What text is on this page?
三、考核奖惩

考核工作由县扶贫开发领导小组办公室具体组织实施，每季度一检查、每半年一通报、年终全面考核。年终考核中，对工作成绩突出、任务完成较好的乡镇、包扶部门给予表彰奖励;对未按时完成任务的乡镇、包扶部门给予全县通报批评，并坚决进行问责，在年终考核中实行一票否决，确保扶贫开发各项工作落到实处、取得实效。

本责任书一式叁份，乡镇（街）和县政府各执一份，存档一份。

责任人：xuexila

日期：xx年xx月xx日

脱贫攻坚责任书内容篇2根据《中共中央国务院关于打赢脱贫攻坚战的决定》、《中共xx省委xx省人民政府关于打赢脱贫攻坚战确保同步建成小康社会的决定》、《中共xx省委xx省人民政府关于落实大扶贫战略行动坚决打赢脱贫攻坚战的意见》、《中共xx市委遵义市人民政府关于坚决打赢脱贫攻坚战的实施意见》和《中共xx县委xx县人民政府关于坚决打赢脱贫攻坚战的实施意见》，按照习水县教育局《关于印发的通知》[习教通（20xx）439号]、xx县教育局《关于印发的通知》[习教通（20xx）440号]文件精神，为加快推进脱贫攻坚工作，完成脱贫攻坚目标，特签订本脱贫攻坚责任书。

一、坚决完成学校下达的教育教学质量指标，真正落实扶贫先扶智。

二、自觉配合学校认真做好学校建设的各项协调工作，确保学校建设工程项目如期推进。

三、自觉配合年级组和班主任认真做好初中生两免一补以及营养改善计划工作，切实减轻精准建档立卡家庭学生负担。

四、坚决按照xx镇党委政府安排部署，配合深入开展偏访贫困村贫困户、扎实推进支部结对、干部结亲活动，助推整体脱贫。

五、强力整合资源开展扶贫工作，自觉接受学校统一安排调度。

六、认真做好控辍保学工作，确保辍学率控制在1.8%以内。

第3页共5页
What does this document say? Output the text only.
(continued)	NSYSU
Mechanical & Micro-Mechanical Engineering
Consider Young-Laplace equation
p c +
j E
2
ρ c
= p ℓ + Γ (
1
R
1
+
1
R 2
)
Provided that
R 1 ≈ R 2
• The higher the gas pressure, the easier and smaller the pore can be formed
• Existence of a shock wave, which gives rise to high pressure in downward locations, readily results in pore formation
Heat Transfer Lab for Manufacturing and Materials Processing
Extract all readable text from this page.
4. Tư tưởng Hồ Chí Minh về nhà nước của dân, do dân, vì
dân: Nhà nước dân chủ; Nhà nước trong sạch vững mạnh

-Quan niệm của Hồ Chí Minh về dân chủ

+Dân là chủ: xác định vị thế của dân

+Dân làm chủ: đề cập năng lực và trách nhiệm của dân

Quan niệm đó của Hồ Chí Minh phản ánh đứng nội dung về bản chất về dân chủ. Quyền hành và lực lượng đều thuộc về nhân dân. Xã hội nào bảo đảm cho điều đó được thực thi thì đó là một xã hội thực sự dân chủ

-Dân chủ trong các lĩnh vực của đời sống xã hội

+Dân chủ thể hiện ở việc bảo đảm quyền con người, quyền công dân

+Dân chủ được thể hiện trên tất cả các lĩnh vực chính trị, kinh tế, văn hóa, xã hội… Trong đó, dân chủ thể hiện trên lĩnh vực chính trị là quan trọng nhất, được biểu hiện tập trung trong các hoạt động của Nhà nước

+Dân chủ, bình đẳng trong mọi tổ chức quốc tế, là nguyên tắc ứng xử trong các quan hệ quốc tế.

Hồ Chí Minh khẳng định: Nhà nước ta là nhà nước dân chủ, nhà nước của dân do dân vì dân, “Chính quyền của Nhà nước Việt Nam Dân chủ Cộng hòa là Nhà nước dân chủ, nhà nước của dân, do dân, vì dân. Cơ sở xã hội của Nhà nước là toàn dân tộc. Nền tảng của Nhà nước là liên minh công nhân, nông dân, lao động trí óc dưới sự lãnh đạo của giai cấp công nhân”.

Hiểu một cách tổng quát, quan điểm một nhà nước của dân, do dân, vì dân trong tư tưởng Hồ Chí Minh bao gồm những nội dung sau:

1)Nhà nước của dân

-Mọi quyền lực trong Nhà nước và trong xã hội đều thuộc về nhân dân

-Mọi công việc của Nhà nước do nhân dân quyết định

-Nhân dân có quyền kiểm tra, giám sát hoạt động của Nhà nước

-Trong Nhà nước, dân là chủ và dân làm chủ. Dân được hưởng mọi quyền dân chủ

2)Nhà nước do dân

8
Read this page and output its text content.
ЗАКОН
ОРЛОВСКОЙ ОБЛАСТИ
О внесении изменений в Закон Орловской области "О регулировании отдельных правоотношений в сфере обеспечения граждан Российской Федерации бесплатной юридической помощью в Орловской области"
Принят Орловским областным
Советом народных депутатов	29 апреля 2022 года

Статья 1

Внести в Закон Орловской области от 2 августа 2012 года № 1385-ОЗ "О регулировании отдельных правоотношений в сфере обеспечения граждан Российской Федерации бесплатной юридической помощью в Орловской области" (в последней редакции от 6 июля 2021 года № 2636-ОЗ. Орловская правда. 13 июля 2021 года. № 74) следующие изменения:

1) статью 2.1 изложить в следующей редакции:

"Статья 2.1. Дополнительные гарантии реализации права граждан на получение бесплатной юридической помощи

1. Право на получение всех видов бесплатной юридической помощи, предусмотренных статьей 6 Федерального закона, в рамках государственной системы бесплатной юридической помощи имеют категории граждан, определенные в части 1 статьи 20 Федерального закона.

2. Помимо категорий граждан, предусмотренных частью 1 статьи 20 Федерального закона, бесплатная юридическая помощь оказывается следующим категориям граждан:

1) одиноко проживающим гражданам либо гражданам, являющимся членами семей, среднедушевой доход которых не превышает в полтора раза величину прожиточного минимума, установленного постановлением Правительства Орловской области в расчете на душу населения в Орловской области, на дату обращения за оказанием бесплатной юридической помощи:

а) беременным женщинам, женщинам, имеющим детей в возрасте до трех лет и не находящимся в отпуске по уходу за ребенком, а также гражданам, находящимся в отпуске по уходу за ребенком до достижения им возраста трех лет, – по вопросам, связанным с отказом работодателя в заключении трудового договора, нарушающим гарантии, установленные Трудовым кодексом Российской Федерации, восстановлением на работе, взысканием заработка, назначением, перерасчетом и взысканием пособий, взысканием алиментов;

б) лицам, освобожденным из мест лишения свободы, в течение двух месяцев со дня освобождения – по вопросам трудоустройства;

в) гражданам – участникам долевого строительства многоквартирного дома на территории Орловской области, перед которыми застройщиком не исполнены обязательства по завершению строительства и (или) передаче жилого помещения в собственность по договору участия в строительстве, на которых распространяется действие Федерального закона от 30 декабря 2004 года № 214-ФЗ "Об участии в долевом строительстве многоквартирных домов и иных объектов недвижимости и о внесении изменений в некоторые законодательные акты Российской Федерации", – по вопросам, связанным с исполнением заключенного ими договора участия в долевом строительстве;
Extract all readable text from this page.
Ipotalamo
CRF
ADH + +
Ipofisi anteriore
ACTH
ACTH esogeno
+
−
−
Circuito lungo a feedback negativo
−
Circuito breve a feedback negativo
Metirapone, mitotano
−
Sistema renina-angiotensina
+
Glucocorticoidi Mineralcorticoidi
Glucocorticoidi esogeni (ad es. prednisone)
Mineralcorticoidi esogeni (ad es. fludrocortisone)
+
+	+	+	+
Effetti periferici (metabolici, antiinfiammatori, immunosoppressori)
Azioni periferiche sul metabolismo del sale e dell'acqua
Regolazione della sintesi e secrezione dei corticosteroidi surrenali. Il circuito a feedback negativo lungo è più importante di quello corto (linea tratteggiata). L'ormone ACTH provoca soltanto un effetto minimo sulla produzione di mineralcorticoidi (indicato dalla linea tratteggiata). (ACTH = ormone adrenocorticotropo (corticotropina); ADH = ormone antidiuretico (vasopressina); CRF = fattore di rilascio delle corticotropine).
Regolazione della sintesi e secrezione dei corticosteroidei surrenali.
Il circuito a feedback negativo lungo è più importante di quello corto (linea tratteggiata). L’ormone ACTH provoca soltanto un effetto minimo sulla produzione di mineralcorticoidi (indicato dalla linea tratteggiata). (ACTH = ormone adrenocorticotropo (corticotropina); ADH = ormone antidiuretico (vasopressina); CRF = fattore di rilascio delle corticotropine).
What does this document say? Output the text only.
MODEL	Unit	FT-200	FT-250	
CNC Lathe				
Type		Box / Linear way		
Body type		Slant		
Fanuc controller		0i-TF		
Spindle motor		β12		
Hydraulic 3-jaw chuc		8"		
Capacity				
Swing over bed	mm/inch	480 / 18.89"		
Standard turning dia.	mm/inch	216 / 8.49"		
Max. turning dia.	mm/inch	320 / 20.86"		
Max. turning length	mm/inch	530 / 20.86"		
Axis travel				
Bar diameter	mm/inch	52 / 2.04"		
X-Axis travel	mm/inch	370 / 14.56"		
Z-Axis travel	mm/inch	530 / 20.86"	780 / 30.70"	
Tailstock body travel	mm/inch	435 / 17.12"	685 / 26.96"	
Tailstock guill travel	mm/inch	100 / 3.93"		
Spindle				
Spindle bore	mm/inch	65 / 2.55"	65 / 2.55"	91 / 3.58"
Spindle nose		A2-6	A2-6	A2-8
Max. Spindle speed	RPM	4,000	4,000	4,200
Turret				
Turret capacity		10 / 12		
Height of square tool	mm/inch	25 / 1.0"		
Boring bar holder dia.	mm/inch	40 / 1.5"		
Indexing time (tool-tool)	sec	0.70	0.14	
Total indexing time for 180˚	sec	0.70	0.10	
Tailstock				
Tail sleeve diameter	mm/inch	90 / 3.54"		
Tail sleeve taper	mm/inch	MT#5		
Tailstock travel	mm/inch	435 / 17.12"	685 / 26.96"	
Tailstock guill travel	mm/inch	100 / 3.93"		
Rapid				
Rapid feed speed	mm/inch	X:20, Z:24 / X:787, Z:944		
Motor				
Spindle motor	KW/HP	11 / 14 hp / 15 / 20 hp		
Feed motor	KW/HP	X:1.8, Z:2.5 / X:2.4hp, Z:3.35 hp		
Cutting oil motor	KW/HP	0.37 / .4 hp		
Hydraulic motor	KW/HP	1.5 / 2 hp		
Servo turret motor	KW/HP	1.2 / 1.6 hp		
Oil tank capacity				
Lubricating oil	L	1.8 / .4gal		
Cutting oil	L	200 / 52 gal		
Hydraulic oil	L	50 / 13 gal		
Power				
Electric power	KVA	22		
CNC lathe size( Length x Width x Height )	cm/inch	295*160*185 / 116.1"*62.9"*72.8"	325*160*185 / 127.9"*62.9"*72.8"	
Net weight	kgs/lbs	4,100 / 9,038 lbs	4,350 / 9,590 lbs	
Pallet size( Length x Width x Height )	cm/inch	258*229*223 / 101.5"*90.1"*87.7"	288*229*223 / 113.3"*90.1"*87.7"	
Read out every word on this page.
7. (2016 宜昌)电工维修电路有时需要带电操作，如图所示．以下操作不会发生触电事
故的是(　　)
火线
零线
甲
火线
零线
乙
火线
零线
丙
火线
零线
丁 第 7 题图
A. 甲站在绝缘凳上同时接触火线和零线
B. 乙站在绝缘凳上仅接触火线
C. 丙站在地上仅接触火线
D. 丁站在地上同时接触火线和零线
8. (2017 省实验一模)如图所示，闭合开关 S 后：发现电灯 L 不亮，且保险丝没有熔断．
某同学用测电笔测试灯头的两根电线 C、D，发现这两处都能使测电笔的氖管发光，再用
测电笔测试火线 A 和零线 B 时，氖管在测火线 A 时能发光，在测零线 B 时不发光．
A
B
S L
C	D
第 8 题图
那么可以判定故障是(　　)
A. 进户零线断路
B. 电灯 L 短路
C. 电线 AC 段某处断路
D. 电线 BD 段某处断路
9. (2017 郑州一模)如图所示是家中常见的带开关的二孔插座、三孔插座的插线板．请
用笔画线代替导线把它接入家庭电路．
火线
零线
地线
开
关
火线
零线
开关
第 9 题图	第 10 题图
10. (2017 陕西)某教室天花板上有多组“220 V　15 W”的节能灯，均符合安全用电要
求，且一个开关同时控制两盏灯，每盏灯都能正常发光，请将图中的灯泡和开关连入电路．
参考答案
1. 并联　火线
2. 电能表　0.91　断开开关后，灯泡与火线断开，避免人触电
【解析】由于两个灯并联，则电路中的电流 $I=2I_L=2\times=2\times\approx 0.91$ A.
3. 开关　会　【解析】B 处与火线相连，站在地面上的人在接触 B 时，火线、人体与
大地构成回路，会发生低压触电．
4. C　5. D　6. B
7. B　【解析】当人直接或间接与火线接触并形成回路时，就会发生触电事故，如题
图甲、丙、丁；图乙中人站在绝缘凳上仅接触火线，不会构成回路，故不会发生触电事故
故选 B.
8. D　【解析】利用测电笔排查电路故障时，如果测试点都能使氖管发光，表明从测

....

Task to carry out
Pull out all lines of the data with the string "которых".

Written response
1) одиноко проживающим гражданам либо гражданам, являющимся членами семей, среднедушевой доход которых не превышает в полтора раза величину прожиточного минимума, установленного постановлением Правительства Орловской области в расчете на душу населения в Орловской области, на дату обращения за оказанием бесплатной юридической помощи:
в) гражданам – участникам долевого строительства многоквартирного дома на территории Орловской области, перед которыми застройщиком не исполнены обязательства по завершению строительства и (или) передаче жилого помещения в собственность по договору участия в строительстве, на которых распространяется действие Федерального закона от 30 декабря 2004 года № 214-ФЗ "Об участии в долевом строительстве многоквартирных домов и иных объектов недвижимости и о внесении изменений в некоторые законодательные акты Российской Федерации", – по вопросам, связанным с исполнением заключенного ими договора участия в долевом строительстве;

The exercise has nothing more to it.